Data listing
○ ○ ○ ○ ○ ○ ○

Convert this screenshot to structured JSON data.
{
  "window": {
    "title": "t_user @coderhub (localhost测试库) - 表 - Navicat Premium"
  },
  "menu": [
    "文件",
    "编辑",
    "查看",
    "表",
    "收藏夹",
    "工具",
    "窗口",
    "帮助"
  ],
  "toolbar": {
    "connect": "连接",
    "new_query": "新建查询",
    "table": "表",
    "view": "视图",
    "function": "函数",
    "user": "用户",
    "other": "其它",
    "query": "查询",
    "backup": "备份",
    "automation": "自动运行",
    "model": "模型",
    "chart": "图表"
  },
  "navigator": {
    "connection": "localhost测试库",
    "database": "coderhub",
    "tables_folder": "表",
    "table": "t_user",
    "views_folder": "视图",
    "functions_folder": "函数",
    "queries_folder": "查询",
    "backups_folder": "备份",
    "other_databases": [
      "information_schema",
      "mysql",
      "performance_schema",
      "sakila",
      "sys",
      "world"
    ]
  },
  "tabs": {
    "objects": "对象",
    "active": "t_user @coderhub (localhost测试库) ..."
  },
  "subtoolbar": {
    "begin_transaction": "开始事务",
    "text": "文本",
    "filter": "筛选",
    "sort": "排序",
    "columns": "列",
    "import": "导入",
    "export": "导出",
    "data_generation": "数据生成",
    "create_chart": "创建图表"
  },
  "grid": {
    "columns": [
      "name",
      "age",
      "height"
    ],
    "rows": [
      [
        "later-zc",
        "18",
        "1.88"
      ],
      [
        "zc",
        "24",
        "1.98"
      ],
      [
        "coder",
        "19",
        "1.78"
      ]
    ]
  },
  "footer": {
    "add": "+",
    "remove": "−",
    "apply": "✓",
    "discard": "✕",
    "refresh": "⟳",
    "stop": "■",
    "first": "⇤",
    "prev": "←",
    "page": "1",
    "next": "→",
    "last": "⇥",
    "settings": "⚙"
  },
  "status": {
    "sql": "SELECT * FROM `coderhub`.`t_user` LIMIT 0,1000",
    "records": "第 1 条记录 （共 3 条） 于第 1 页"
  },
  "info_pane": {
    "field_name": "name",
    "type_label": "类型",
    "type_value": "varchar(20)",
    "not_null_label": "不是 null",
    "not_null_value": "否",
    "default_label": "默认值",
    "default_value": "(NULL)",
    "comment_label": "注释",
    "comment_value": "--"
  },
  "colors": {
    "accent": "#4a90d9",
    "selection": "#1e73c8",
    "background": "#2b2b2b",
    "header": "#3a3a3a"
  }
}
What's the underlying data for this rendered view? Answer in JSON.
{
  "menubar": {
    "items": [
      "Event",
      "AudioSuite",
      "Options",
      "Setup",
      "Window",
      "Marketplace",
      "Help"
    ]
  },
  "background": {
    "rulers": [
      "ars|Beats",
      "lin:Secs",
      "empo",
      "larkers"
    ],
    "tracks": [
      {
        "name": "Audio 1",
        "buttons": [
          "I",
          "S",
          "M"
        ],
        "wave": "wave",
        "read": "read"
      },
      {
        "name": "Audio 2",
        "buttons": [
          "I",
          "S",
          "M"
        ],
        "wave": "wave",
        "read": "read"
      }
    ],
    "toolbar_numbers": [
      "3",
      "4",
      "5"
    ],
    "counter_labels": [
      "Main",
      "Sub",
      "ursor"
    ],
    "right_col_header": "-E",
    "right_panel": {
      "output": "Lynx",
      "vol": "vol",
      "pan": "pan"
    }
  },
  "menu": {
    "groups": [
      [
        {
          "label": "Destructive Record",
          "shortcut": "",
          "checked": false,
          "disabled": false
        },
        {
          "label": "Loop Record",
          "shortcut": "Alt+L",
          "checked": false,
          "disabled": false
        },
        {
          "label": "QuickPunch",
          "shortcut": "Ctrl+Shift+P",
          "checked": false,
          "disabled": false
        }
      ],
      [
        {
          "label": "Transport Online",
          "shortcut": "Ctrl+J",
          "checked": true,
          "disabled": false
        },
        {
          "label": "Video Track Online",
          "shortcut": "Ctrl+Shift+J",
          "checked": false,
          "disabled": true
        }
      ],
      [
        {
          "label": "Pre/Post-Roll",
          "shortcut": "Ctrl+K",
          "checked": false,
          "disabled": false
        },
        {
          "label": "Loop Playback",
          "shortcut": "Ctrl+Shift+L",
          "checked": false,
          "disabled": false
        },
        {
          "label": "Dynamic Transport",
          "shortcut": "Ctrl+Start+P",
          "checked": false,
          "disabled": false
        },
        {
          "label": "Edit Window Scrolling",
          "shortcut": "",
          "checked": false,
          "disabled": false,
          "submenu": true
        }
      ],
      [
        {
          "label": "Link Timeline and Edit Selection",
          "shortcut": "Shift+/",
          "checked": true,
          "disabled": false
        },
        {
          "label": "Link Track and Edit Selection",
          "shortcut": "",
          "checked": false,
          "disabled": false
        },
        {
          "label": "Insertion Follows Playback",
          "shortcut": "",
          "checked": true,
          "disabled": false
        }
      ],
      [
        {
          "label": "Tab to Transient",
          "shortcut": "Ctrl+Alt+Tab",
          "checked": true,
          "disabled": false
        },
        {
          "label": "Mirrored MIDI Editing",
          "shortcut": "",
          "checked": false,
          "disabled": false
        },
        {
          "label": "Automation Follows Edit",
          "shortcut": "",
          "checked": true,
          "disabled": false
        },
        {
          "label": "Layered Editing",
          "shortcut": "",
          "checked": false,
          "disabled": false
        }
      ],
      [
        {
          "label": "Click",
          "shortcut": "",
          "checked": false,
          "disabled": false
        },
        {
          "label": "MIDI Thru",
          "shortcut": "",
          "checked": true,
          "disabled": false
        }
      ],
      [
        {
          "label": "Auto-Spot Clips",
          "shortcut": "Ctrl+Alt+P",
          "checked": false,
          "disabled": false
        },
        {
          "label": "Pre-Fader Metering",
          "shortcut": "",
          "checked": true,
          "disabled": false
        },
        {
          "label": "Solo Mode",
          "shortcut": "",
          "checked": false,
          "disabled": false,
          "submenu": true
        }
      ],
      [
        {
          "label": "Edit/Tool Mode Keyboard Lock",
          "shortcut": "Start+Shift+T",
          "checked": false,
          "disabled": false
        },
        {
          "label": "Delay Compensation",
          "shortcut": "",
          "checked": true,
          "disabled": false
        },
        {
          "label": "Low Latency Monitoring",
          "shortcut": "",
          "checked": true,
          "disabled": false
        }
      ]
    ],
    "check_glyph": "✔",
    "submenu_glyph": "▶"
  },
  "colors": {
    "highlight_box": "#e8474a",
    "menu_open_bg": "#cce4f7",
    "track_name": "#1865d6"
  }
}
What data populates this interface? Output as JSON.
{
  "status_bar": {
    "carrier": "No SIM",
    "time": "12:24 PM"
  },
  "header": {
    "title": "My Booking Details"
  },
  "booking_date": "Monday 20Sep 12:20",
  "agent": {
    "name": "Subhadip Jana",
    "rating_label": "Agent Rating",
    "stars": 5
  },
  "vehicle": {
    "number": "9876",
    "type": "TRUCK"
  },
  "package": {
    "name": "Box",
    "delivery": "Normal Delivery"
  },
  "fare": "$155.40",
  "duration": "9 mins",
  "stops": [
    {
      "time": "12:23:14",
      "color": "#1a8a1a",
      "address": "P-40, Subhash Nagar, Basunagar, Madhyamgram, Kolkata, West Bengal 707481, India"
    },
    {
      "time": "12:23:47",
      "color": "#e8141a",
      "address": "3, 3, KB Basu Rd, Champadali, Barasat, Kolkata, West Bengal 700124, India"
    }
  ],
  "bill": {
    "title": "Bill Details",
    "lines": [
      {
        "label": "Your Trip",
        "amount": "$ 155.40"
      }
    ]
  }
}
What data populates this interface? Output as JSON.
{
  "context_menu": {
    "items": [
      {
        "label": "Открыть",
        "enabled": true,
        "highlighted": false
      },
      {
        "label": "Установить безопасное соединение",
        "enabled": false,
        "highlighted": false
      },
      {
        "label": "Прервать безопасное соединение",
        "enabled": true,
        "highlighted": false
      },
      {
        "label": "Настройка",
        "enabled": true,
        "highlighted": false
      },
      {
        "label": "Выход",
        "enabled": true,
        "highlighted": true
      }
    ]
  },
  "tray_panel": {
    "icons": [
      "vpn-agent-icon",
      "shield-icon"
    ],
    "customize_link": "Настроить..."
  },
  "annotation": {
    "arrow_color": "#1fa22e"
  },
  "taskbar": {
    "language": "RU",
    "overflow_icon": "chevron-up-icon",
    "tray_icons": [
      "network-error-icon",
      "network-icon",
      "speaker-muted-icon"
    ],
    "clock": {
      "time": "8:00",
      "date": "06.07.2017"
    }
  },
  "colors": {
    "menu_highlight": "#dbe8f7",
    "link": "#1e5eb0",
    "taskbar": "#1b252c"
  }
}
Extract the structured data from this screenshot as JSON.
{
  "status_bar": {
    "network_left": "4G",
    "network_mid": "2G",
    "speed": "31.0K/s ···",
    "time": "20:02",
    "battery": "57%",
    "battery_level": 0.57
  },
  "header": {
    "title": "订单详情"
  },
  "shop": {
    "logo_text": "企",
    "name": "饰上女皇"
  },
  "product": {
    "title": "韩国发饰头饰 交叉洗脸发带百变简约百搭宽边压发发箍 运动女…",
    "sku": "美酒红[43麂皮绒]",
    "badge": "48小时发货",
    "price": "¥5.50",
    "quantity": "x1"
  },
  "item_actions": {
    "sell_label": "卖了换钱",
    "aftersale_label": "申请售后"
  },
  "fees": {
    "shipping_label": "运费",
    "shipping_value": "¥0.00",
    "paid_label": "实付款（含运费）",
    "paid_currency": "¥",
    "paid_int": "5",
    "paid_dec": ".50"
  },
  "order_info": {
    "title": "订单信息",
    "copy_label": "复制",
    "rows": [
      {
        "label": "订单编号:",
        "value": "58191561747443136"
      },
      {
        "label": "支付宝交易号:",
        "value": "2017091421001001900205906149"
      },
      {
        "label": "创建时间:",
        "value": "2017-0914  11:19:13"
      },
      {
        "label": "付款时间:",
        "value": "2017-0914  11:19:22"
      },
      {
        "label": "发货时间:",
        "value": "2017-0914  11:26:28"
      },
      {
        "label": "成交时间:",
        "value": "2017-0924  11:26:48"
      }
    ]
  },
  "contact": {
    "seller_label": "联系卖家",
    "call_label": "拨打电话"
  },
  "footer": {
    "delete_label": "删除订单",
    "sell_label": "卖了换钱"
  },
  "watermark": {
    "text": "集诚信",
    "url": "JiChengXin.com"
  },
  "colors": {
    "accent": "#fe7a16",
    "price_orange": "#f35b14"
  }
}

○ ○ ○ ○ ○ ○ ○

WRITTEN INSTRUCTION:
Read the data above and count the lines that include "West". Answer only with the count.

SOLUTION FOR THIS TASK:
2